• Exercise task 1:
From the passage on Guilherme Arantes, reproduce verbatim the portion starting with "As a teenager, he" and going on through "the first time.".
• Exercise task 2:
According to the passage on Guilherme Arantes, for which telenovela did Rede Globo select the song "Meu Mundo e Nada Mais" in 1976?
• Exercise task 3:
Continue the passage on Guilherme Arantes, beginning after its final sentence.

[begin Quoted text]

Guilherme Arantes () is a Brazilian singer-songwriter and pianist. He is Steinway Artist.

As a teenager, he was a member of the band Os Polissonantes, which also featured Brazilian actor Kadu Moliterno on bass guitar. In 1969, Arantes started the band Moto Perpétuo with fellow students from USP's architecture course.

It was with Moto Perpétuo that Arantes got his first taste of touring and recording in a studio. The band split up in 1974 as Arantes wanted to pursue a more commercial, pop style of music.

Arantes dropped out of university to dedicate himself to his solo career, and in 1976, his song "Meu Mundo e Nada Mais" (My world and nothing more) was picked by Rede Globo to feature in the soundtrack for the telenovela Anjo Mau. The song was a hit, and Arantes toured the country for the first time.

His first self-titled album was released the same year on Globo's Som Livre label. The song "Cuide-se Bem" (Take good care) from the same record, was also picked by Globo for another telenovela, Duas Vidas. Arantes went on to write another 23 songs for Globo's telenovelas, with most of them becoming radio hits. Besides his solo work, he has also written songs for artists such as Gang 90 & Absurdettes, Elis Regina, Marina Lima and Maria Bethânia.

[end Quoted text]
[begin Dataset content]

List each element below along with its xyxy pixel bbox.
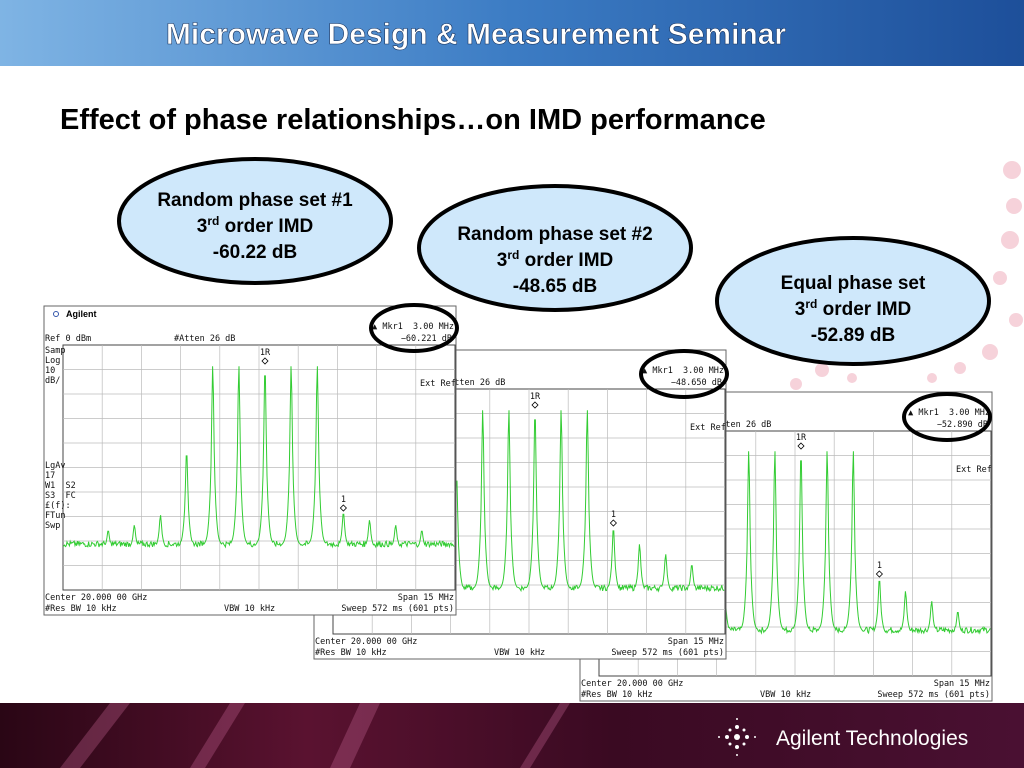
side-label: FTun [45,511,65,521]
center-freq: Center 20.000 00 GHz [45,593,147,603]
order-suffix: rd [805,297,817,311]
spectrum-trace [62,366,455,549]
marker-readout: ▲ Mkr1 3.00 MHz [642,366,724,376]
brand-icon [53,311,59,317]
order-suffix: rd [507,248,519,262]
brand: Agilent [66,309,97,319]
side-label-bg [45,375,62,385]
order-text: order IMD [519,250,613,271]
marker-readout: ▲ Mkr1 3.00 MHz [908,408,990,418]
side-label: W1 S2 [45,481,76,491]
side-label-bg [45,365,62,375]
marker-value: −52.890 dB [937,420,988,430]
ext-ref: Ext Ref [956,465,992,475]
ref-level: Ref 0 dBm [45,334,91,344]
side-label: 17 [45,471,55,481]
span: Span 15 MHz [934,679,990,689]
callout: Equal phase set 3rd order IMD -52.89 dB [715,236,991,366]
marker-label: 1 [341,495,346,505]
side-label-bg [45,510,62,520]
side-label: S3 FC [45,491,76,501]
attenuation: #Atten 26 dB [444,378,505,388]
screens: 1R 1 #Atten 26 dB ▲ Mkr1 3.00 MHz −52.890 dB… [43,305,993,702]
order-text: order IMD [817,299,911,320]
res-bw: #Res BW 10 kHz [581,690,653,700]
callout-value: -52.89 dB [811,325,895,346]
span: Span 15 MHz [398,593,454,603]
marker-value: −60.221 dB [401,334,452,344]
sweep: Sweep 572 ms (601 pts) [877,690,990,700]
callout-value: -60.22 dB [213,242,297,263]
attenuation: #Atten 26 dB [174,334,235,344]
marker-diamond [531,401,539,409]
order-number: 3 [497,250,508,271]
footer-logo: Agilent Technologies [776,727,968,750]
side-label: dB/ [45,376,60,386]
marker-diamond [797,442,805,450]
order-number: 3 [197,216,208,237]
side-label-bg [45,480,62,490]
sweep: Sweep 572 ms (601 pts) [611,648,724,658]
sweep: Sweep 572 ms (601 pts) [341,604,454,614]
callout-value: -48.65 dB [513,276,597,297]
marker-label: 1 [877,561,882,571]
agilent-spark [718,718,756,756]
side-label-bg [45,490,62,500]
footer-streaks [60,703,570,768]
span: Span 15 MHz [668,637,724,647]
res-bw: #Res BW 10 kHz [315,648,387,658]
vbw: VBW 10 kHz [224,604,275,614]
marker-diamond [875,570,883,578]
callout: Random phase set #1 3rd order IMD -60.22… [117,157,393,285]
side-label-bg [45,520,62,530]
vbw: VBW 10 kHz [494,648,545,658]
res-bw: #Res BW 10 kHz [45,604,117,614]
side-label-bg [45,345,62,355]
side-label: 10 [45,366,55,376]
marker-diamond [339,504,347,512]
side-label: LgAv [45,461,65,471]
callout-label: Equal phase set [781,273,926,294]
decor-dots [790,161,1023,390]
center-freq: Center 20.000 00 GHz [581,679,683,689]
ext-ref: Ext Ref [690,423,726,433]
side-label-bg [45,470,62,480]
banner [0,0,1024,66]
side-label-bg [45,460,62,470]
marker-readout: ▲ Mkr1 3.00 MHz [372,322,454,332]
analyzer-screen: 1R 1 Agilent Ref 0 dBm #Atten 26 dB ▲ Mkr1 3.… [43,305,457,616]
banner-title: Microwave Design & Measurement Seminar [166,18,787,51]
marker-label: 1 [611,510,616,520]
side-label-bg [45,500,62,510]
ext-ref: Ext Ref [420,379,456,389]
callout: Random phase set #2 3rd order IMD -48.65… [417,184,693,312]
callout-label: Random phase set #2 [457,224,652,245]
marker-diamond [609,519,617,527]
side-label: £(f): [45,501,71,511]
marker-label: 1R [796,433,807,443]
attenuation: #Atten 26 dB [710,420,771,430]
side-label-bg [45,355,62,365]
side-label: Log [45,356,60,366]
vbw: VBW 10 kHz [760,690,811,700]
order-text: order IMD [219,216,313,237]
callout-order: 3rd order IMD [795,297,912,320]
order-number: 3 [795,299,806,320]
side-label: Swp [45,521,60,531]
callout-order: 3rd order IMD [497,248,614,271]
center-freq: Center 20.000 00 GHz [315,637,417,647]
marker-label: 1R [260,348,271,358]
footer [0,703,1024,768]
marker-value: −48.650 dB [671,378,722,388]
callout-order: 3rd order IMD [197,214,314,237]
marker-rings [369,303,992,442]
slide-title: Effect of phase relationships…on IMD per… [60,104,766,136]
side-label: Samp [45,346,65,356]
order-suffix: rd [207,214,219,228]
marker-label: 1R [530,392,541,402]
marker-diamond [261,357,269,365]
callout-label: Random phase set #1 [157,190,353,211]
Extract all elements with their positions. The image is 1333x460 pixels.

[end Dataset content]

• Output 1:
As a teenager, he was a member of the band Os Polissonantes, which also featured Brazilian actor Kadu Moliterno on bass guitar. In 1969, Arantes started the band Moto Perpétuo with fellow students from USP's architecture course.

It was with Moto Perpétuo that Arantes got his first taste of touring and recording in a studio. The band split up in 1974 as Arantes wanted to pursue a more commercial, pop style of music.

Arantes dropped out of university to dedicate himself to his solo career, and in 1976, his song "Meu Mundo e Nada Mais" (My world and nothing more) was picked by Rede Globo to feature in the soundtrack for the telenovela Anjo Mau. The song was a hit, and Arantes toured the country for the first time.

• Output 2:
Anjo Mau

• Output 3:
His album Flores & Cores (Flowers & Colors) was elected the 13th best Brazilian album of 2017 by the Brazilian edition of Rolling Stone.

Discography
 Moto Perpétuo (1974) as a member of Moto Perpétuo.
 Guilherme Arantes (1976)
 Ronda Noturna (1977)
 A Cara e a Coragem (1978)
 Guilherme Arantes (1979)
 Coração Paulista (1980)
 Guilherme Arantes (1982)
 Ligação (1983)
 Despertar (1985)
 Calor (1986)
 Guilherme Arantes (1987)
 Romances Modernos (1989)
 Pão (1990)
 Meu Mundo e Tudo Mais (1990)
 Crescente (1992), Castelos (1993)
 Clássicos (1994)
 Outras Cores (1996)
 Maioridade (1997)
 Guilherme Arantes (1999)
 New Classical Piano Solos (2000)
 Guilherme Arantes – Ao Vivo (2001)
 Aprendiz (2003)
 Lótus (2007)
 Piano Solos (2011)
 Condição Humana (2013)
 Flores & Cores (2017)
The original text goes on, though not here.